— start of DATA LINES —
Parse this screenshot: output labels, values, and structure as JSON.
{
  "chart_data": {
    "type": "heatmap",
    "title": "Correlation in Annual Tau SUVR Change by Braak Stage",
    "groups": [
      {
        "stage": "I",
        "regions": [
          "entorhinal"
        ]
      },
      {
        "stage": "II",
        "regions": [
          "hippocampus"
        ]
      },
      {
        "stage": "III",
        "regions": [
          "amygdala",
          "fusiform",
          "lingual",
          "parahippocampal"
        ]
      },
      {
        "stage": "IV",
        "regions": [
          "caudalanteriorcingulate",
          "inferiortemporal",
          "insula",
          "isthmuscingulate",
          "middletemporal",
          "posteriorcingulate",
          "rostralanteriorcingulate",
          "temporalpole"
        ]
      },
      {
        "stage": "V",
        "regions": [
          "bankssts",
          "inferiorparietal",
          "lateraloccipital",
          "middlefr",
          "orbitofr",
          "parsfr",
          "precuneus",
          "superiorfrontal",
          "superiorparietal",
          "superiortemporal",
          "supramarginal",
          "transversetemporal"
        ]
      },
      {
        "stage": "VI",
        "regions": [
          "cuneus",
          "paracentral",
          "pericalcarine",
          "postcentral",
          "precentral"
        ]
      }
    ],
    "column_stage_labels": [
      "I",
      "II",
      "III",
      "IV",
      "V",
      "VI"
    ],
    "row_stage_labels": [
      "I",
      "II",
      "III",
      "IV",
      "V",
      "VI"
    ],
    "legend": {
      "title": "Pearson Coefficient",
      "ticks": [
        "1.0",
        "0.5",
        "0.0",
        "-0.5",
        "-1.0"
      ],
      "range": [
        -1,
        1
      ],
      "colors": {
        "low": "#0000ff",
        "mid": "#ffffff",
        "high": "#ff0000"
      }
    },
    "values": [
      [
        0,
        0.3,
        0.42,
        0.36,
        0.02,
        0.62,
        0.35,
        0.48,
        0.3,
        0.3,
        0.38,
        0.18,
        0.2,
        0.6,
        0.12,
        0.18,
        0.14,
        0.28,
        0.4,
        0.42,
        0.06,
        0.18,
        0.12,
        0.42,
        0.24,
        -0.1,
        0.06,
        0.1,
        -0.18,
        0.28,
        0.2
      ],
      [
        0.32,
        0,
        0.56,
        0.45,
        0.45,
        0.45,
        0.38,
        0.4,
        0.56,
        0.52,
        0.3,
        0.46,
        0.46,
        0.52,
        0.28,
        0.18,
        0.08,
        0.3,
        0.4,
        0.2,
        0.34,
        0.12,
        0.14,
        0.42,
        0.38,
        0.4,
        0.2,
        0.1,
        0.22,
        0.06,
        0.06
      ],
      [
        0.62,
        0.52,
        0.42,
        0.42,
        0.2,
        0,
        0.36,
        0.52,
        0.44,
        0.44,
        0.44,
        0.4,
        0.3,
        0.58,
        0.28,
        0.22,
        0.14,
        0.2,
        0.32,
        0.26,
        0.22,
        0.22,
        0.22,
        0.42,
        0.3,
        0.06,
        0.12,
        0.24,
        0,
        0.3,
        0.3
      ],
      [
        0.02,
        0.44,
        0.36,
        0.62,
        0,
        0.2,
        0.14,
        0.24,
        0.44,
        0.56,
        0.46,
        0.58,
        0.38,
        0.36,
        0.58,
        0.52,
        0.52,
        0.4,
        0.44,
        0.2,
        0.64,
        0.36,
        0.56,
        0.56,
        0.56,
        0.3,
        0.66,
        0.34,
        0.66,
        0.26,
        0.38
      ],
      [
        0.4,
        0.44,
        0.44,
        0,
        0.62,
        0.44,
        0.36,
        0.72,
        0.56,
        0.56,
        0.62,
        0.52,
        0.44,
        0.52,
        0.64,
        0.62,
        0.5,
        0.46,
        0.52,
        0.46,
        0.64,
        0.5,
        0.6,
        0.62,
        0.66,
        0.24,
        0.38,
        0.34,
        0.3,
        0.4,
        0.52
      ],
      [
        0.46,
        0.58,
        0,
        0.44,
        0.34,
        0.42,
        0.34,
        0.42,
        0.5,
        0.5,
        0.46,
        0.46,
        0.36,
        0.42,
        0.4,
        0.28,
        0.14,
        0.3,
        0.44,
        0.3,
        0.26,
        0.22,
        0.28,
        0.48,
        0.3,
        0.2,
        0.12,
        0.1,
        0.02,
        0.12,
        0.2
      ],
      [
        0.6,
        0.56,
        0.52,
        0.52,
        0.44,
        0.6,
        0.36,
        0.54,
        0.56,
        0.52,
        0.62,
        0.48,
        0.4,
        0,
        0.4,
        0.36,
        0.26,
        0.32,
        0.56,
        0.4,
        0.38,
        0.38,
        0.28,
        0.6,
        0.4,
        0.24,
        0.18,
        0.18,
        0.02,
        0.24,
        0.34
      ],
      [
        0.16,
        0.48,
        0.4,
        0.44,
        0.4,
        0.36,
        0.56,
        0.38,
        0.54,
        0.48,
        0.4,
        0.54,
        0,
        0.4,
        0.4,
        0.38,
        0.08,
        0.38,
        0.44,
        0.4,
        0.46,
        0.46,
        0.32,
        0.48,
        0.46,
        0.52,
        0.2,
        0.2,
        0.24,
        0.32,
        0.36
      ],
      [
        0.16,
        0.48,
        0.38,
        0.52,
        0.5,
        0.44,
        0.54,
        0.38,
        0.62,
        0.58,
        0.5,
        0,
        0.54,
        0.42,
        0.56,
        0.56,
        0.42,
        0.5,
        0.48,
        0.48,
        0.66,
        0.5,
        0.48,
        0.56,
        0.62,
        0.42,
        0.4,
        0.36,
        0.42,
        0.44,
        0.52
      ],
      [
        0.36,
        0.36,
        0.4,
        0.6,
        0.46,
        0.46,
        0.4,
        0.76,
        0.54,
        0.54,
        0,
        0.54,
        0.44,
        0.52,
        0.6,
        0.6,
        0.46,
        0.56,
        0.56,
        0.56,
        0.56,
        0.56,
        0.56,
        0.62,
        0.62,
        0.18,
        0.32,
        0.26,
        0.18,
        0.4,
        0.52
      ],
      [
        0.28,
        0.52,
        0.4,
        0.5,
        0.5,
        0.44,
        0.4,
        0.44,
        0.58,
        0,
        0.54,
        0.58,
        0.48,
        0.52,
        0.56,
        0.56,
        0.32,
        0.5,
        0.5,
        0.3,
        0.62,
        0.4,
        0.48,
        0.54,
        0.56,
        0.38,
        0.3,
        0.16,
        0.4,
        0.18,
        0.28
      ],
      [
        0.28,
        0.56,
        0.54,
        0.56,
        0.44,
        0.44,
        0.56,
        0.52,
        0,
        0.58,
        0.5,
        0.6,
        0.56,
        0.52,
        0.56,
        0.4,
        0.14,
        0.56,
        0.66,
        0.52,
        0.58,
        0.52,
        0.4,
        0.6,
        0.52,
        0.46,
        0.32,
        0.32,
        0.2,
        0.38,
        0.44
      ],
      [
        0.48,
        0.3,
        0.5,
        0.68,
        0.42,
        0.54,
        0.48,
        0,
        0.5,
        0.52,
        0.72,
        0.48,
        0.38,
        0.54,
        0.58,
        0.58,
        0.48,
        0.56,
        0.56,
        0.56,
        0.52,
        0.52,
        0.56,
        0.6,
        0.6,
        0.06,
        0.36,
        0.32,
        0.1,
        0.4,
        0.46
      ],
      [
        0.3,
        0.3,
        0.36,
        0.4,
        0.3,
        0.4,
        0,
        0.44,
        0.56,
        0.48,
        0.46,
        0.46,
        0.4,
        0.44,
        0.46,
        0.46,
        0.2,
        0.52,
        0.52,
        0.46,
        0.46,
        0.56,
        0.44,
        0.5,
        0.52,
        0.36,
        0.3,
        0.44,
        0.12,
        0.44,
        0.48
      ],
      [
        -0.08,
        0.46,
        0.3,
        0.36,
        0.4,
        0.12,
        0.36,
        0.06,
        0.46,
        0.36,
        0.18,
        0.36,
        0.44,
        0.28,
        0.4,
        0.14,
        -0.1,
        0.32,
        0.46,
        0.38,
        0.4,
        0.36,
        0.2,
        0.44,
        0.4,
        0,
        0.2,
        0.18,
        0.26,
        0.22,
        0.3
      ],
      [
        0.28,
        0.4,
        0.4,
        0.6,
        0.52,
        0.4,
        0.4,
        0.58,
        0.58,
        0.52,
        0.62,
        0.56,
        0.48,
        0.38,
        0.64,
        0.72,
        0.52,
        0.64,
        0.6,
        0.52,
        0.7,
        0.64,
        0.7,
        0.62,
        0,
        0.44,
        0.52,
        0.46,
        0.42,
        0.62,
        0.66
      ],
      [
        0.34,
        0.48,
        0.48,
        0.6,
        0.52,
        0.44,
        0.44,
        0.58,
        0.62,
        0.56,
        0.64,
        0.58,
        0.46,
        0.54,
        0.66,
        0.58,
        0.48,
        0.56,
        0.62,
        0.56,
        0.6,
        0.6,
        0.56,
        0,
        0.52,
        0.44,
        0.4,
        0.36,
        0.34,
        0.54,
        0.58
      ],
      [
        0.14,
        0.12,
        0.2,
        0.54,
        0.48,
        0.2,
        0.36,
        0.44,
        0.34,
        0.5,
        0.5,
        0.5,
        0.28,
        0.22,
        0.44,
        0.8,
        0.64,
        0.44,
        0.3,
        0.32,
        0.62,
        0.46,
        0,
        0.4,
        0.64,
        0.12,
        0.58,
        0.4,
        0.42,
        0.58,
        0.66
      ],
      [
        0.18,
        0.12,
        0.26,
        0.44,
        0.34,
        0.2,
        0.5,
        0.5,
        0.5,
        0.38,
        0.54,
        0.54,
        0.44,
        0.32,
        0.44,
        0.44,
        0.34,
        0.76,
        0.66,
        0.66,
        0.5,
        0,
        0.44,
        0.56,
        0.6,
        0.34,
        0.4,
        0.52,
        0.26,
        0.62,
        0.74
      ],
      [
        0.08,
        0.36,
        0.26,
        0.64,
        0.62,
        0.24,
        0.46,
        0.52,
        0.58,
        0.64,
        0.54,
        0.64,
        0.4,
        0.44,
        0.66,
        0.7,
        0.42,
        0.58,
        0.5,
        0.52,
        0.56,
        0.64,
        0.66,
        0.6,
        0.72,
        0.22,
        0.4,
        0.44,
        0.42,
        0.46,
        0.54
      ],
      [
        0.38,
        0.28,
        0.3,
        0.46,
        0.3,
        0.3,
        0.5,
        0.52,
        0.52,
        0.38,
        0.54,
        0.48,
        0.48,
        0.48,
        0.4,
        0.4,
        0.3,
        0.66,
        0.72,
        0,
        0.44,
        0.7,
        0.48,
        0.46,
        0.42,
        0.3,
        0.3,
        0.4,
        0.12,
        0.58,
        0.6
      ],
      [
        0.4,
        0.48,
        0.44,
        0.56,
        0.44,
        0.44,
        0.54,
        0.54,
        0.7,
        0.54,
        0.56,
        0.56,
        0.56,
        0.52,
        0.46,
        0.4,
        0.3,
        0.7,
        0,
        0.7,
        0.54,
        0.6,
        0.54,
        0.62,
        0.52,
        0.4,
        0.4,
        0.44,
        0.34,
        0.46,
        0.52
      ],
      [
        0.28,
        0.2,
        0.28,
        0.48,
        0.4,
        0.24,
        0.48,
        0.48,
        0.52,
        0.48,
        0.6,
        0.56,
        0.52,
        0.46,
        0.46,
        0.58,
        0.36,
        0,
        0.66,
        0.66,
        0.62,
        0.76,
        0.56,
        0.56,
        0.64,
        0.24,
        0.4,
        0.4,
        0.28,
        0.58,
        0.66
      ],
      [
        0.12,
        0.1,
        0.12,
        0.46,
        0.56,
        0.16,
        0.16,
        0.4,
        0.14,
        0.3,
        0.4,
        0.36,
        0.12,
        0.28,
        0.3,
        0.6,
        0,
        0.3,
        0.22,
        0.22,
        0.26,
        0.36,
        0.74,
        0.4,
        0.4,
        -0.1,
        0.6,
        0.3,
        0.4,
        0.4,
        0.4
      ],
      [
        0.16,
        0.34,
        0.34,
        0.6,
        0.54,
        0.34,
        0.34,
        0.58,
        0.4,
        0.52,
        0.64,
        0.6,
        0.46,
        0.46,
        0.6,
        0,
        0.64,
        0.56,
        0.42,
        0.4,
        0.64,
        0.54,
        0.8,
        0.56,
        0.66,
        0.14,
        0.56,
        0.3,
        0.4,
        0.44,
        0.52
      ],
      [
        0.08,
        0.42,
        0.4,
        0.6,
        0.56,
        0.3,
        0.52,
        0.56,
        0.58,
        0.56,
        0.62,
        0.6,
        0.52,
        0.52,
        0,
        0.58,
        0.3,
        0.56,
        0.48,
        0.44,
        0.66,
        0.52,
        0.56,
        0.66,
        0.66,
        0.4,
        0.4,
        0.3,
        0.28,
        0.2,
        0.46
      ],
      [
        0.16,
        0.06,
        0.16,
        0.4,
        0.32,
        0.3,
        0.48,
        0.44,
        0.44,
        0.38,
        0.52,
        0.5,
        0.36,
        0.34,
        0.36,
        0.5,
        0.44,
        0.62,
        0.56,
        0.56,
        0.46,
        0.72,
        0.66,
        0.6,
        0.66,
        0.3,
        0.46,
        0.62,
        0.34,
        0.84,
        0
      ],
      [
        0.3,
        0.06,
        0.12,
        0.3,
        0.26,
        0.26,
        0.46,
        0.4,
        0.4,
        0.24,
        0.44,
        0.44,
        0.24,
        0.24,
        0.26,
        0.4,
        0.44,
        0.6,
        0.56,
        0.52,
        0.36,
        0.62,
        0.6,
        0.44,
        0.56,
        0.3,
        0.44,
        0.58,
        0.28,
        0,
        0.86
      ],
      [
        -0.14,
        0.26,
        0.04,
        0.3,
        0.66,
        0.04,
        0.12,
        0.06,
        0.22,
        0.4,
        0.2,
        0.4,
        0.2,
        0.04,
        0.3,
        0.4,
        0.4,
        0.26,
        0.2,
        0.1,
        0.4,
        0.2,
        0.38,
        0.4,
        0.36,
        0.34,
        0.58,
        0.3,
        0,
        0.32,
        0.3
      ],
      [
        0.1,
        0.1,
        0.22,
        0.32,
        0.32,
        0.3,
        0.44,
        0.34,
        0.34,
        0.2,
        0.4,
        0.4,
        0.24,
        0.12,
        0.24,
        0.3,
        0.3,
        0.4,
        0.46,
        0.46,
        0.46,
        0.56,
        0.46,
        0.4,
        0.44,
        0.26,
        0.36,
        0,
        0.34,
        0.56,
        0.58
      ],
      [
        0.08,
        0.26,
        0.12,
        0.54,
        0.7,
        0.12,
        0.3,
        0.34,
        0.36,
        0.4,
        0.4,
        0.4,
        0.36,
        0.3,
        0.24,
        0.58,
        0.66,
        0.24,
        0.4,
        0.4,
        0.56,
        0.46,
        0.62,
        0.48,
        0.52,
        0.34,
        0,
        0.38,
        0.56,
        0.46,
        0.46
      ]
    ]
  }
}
— end of DATA LINES —
REQUIREMENTS.
Write out every line from the entries where "title" appears.

WORKED ANSWER.
    "title": "Correlation in Annual Tau SUVR Change by Braak Stage",
      "title": "Pearson Coefficient",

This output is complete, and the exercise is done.